══ MATERIAL SHOWN

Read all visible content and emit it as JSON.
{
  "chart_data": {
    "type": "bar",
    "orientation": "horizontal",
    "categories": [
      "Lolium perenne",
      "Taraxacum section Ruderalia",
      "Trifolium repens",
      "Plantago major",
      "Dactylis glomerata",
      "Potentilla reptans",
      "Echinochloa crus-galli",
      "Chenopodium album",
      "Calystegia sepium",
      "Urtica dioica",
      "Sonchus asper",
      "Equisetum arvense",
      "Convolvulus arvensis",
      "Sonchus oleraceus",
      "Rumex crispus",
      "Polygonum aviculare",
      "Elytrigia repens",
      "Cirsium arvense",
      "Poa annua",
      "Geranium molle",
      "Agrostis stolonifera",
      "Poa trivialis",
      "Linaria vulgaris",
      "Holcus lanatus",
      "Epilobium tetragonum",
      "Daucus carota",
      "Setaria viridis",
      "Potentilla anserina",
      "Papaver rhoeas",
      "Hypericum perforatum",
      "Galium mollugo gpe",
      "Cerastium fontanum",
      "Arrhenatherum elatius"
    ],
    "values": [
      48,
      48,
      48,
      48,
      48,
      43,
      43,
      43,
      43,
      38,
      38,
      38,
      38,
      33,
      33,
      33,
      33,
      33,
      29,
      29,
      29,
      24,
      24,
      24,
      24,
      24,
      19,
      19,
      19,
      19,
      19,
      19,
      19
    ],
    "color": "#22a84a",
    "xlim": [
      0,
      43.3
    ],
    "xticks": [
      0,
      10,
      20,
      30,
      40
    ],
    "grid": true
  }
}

════

_TASK STATEMENT:_ Say how many lines in the records contain the string "repens", and say nothing else.

_SOLUTION TO THE PROBLEM:_ 2